-- BEGIN Provided data --

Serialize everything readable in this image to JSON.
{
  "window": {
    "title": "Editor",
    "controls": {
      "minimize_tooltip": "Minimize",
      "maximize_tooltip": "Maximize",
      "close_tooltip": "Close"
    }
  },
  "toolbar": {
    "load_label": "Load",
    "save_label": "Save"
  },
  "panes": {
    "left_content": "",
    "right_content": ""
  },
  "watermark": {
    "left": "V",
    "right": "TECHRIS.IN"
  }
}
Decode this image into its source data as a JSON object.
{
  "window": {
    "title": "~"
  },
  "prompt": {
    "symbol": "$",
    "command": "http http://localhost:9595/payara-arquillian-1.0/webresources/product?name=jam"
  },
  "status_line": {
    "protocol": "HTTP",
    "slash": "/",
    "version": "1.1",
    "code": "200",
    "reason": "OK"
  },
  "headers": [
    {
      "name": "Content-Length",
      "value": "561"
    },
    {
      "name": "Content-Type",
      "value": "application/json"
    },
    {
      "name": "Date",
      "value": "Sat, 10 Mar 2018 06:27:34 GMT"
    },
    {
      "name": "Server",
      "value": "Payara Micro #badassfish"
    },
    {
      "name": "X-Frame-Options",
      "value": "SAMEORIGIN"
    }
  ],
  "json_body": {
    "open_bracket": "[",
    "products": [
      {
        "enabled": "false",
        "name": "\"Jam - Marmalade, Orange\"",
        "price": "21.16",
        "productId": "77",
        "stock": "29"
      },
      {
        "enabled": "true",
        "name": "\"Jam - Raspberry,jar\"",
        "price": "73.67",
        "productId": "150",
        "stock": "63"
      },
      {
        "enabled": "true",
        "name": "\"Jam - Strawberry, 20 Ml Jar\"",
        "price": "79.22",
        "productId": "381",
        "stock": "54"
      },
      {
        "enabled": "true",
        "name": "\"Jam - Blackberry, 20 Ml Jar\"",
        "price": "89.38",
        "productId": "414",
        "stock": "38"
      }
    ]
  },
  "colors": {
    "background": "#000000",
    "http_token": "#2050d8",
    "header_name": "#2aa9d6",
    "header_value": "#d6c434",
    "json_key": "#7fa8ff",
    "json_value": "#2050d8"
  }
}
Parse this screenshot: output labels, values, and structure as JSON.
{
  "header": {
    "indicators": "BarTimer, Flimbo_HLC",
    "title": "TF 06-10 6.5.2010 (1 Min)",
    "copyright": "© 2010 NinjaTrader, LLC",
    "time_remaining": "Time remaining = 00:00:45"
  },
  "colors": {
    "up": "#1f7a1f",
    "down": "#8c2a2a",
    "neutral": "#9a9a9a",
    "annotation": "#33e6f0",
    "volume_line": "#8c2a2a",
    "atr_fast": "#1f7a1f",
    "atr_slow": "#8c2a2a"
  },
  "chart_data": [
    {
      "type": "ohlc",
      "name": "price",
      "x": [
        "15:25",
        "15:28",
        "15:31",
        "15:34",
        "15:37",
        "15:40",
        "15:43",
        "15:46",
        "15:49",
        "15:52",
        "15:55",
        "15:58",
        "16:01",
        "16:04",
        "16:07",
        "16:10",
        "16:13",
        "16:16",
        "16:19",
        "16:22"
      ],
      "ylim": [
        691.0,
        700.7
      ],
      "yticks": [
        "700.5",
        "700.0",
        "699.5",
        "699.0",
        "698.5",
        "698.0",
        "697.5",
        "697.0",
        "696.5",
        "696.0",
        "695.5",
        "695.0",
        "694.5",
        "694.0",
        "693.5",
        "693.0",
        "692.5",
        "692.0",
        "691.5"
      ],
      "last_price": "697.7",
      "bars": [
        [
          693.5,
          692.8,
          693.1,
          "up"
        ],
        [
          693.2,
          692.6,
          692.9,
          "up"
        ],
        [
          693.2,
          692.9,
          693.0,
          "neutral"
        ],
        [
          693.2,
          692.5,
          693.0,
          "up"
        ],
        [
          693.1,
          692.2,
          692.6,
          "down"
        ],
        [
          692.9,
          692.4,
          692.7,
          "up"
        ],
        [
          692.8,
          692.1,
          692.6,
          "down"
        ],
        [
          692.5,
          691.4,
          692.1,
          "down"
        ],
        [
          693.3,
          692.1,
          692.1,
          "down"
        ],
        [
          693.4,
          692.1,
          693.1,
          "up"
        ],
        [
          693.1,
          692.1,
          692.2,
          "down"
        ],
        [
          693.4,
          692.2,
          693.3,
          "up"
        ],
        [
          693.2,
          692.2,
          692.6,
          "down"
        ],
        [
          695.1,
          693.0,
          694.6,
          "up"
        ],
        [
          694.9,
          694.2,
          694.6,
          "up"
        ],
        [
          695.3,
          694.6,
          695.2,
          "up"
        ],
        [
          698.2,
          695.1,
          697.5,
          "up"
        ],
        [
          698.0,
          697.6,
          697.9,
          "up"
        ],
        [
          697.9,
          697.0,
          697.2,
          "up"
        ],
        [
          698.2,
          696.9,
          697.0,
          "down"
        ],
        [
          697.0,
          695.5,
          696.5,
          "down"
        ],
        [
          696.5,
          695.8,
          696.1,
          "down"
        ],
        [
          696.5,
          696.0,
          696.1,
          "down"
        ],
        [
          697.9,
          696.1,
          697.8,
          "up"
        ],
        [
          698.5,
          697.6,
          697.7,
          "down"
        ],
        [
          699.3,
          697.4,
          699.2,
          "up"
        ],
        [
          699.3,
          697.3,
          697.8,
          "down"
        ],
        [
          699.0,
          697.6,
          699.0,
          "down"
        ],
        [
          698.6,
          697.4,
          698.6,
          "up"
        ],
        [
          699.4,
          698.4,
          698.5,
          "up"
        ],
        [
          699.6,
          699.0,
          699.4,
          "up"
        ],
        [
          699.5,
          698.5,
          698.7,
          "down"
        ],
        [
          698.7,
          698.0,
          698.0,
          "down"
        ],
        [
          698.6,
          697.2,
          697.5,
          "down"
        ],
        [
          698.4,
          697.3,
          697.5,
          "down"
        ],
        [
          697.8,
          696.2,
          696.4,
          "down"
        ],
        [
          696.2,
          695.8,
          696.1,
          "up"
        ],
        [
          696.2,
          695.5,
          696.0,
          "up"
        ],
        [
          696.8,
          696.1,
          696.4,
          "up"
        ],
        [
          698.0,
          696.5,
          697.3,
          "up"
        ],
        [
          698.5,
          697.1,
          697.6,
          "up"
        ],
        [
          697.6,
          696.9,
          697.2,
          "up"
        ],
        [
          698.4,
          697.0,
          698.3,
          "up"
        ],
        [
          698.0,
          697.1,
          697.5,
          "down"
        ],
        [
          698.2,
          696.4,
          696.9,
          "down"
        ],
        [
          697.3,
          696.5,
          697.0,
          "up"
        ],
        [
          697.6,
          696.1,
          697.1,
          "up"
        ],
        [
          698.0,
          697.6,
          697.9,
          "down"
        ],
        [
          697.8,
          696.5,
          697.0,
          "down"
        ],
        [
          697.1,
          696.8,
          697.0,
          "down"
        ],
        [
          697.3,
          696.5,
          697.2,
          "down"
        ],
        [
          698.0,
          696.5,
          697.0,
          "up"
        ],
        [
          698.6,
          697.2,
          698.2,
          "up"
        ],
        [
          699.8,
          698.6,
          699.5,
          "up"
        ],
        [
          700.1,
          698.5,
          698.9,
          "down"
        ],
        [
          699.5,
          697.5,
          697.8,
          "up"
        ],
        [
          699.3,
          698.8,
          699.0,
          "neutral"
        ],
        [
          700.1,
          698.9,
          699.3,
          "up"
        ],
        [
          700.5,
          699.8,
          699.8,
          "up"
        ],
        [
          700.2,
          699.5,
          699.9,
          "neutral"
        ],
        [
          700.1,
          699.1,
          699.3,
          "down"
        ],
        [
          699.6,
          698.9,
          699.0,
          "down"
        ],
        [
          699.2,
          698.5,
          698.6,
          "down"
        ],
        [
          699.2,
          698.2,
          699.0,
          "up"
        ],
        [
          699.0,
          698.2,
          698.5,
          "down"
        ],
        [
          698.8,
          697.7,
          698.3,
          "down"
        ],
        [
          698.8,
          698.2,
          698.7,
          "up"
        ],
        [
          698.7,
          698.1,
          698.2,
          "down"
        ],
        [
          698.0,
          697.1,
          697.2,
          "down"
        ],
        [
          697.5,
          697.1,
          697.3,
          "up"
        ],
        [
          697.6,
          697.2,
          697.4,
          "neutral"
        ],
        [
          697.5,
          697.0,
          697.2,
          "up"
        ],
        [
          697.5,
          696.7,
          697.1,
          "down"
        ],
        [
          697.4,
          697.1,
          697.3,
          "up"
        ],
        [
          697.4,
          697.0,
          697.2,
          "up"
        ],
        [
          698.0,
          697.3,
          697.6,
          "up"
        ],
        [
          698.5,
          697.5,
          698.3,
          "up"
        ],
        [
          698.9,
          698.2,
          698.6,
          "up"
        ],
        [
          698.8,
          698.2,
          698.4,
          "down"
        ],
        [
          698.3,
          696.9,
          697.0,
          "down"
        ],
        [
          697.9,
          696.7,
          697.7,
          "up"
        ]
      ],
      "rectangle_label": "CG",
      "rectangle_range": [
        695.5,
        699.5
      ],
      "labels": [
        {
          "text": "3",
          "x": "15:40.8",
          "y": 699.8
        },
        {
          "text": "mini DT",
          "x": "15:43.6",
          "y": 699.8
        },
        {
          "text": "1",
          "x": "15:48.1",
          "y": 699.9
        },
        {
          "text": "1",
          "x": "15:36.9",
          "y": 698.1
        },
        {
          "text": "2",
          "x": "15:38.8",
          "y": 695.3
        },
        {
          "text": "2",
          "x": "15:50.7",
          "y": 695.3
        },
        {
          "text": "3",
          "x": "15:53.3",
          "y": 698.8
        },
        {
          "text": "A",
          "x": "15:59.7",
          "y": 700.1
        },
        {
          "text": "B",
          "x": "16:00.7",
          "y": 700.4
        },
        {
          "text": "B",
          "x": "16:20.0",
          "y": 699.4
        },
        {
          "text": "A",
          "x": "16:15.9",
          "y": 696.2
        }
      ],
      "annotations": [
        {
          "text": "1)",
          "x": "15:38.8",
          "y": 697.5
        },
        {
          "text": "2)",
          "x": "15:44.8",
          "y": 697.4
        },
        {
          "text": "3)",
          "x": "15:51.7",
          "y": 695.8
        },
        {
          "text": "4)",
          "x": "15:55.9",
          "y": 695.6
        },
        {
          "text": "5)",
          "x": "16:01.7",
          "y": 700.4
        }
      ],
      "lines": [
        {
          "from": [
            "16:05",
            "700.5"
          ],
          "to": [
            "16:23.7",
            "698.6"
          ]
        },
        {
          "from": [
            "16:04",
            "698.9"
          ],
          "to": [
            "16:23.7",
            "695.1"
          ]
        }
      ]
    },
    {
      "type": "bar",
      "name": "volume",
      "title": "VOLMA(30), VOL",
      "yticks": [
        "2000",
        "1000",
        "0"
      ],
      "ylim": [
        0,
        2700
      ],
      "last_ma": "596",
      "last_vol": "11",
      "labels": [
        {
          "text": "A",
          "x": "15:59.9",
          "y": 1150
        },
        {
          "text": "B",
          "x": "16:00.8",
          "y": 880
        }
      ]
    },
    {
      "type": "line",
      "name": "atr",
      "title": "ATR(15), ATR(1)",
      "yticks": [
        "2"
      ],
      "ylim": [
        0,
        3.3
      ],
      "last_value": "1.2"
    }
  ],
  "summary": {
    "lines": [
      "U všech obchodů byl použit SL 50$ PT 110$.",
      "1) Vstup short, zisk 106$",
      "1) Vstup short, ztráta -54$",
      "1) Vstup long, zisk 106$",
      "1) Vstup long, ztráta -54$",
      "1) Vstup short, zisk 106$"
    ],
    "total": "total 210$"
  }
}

-- END Provided data --

▶ Description of the task:
Read through the data and copy every line where "title" shows up.

▶ Response to this task:
    "title": "Editor",
    "title": "~"
    "title": "TF 06-10 6.5.2010 (1 Min)",
      "title": "VOLMA(30), VOL",
      "title": "ATR(15), ATR(1)",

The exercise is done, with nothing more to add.